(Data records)
● ● ● ● ● ● ●

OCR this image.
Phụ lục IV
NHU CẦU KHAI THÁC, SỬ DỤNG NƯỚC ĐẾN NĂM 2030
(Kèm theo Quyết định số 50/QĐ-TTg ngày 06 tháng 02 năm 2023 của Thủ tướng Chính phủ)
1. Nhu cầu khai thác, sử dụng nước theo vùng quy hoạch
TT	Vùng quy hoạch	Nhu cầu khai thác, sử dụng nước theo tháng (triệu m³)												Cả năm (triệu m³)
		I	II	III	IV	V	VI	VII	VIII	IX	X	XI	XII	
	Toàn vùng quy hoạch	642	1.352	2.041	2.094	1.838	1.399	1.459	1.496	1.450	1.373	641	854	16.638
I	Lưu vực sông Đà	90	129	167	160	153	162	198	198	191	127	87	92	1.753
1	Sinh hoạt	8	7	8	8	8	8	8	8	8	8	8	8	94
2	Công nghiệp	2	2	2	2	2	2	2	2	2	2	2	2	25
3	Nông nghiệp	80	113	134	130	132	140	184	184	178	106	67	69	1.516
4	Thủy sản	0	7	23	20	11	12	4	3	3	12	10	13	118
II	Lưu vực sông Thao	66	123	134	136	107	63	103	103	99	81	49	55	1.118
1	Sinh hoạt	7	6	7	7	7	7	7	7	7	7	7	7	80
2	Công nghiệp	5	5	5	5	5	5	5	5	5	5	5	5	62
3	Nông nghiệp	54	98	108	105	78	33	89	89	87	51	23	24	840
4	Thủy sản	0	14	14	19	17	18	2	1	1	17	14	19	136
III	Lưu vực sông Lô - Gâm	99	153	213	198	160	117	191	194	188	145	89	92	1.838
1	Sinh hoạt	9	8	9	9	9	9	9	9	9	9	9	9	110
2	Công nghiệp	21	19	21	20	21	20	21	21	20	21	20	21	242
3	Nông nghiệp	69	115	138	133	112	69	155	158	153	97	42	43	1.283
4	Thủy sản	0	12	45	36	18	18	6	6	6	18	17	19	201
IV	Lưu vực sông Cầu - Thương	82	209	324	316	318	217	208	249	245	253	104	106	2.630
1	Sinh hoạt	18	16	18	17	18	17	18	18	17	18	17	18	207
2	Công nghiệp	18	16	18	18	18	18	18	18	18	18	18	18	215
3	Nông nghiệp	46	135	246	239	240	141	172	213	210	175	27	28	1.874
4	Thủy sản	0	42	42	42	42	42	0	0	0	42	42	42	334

● ● ● ● ● ● ●

Given task: Using the listing above, reproduce each line without omission.

Output below:
OCR this image.
Phụ lục IV
NHU CẦU KHAI THÁC, SỬ DỤNG NƯỚC ĐẾN NĂM 2030
(Kèm theo Quyết định số 50/QĐ-TTg ngày 06 tháng 02 năm 2023 của Thủ tướng Chính phủ)
1. Nhu cầu khai thác, sử dụng nước theo vùng quy hoạch
TT	Vùng quy hoạch	Nhu cầu khai thác, sử dụng nước theo tháng (triệu m³)												Cả năm (triệu m³)
		I	II	III	IV	V	VI	VII	VIII	IX	X	XI	XII	
	Toàn vùng quy hoạch	642	1.352	2.041	2.094	1.838	1.399	1.459	1.496	1.450	1.373	641	854	16.638
I	Lưu vực sông Đà	90	129	167	160	153	162	198	198	191	127	87	92	1.753
1	Sinh hoạt	8	7	8	8	8	8	8	8	8	8	8	8	94
2	Công nghiệp	2	2	2	2	2	2	2	2	2	2	2	2	25
3	Nông nghiệp	80	113	134	130	132	140	184	184	178	106	67	69	1.516
4	Thủy sản	0	7	23	20	11	12	4	3	3	12	10	13	118
II	Lưu vực sông Thao	66	123	134	136	107	63	103	103	99	81	49	55	1.118
1	Sinh hoạt	7	6	7	7	7	7	7	7	7	7	7	7	80
2	Công nghiệp	5	5	5	5	5	5	5	5	5	5	5	5	62
3	Nông nghiệp	54	98	108	105	78	33	89	89	87	51	23	24	840
4	Thủy sản	0	14	14	19	17	18	2	1	1	17	14	19	136
III	Lưu vực sông Lô - Gâm	99	153	213	198	160	117	191	194	188	145	89	92	1.838
1	Sinh hoạt	9	8	9	9	9	9	9	9	9	9	9	9	110
2	Công nghiệp	21	19	21	20	21	20	21	21	20	21	20	21	242
3	Nông nghiệp	69	115	138	133	112	69	155	158	153	97	42	43	1.283
4	Thủy sản	0	12	45	36	18	18	6	6	6	18	17	19	201
IV	Lưu vực sông Cầu - Thương	82	209	324	316	318	217	208	249	245	253	104	106	2.630
1	Sinh hoạt	18	16	18	17	18	17	18	18	17	18	17	18	207
2	Công nghiệp	18	16	18	18	18	18	18	18	18	18	18	18	215
3	Nông nghiệp	46	135	246	239	240	141	172	213	210	175	27	28	1.874
4	Thủy sản	0	42	42	42	42	42	0	0	0	42	42	42	334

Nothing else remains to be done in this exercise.